**Input records**:
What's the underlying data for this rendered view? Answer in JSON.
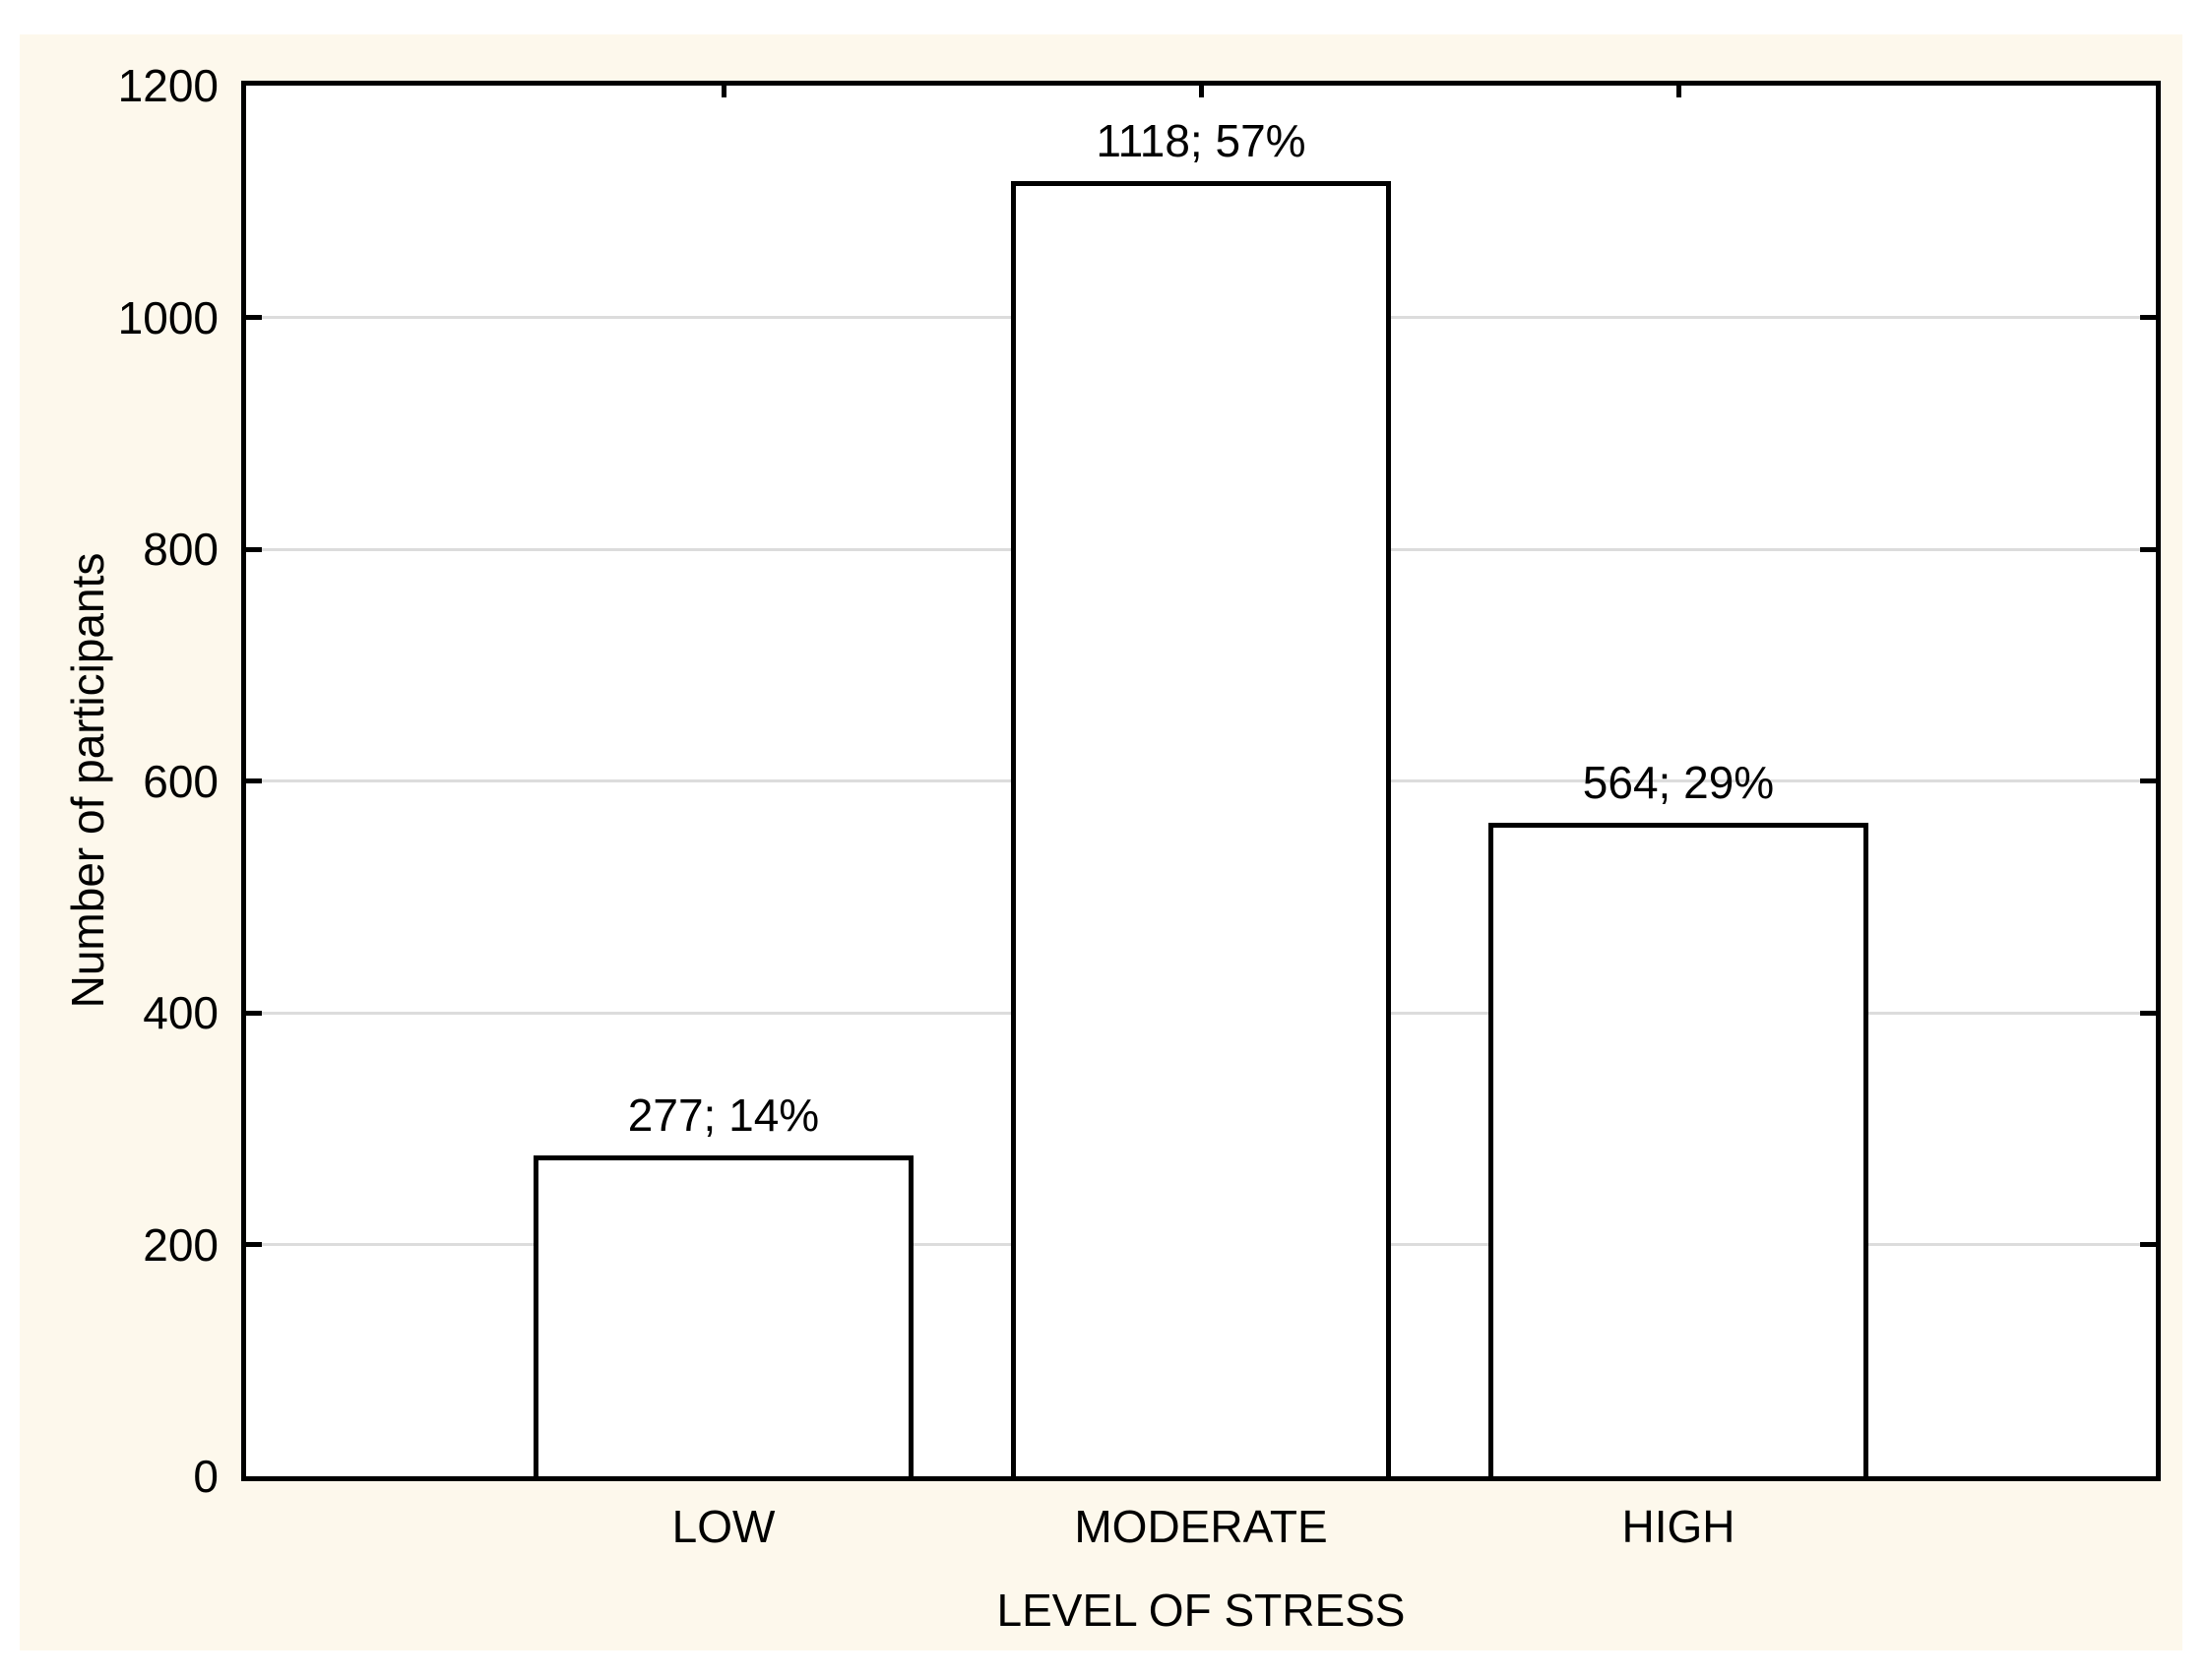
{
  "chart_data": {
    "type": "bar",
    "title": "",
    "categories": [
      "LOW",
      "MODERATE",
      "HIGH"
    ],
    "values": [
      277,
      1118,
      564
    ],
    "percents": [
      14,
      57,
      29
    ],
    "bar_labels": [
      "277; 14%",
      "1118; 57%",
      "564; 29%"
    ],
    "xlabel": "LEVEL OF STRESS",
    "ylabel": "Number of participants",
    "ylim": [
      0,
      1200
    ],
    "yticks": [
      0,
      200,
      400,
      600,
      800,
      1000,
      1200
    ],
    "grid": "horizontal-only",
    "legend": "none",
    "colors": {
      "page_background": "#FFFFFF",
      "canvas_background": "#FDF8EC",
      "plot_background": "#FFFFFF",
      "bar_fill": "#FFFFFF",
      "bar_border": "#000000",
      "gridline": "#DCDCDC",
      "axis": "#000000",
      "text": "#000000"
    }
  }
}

**Task to carry out**: Read the lines above. Gather those in which the string "FFFFFF" is found.

**Solution for this task**:
      "page_background": "#FFFFFF",
      "plot_background": "#FFFFFF",
      "bar_fill": "#FFFFFF",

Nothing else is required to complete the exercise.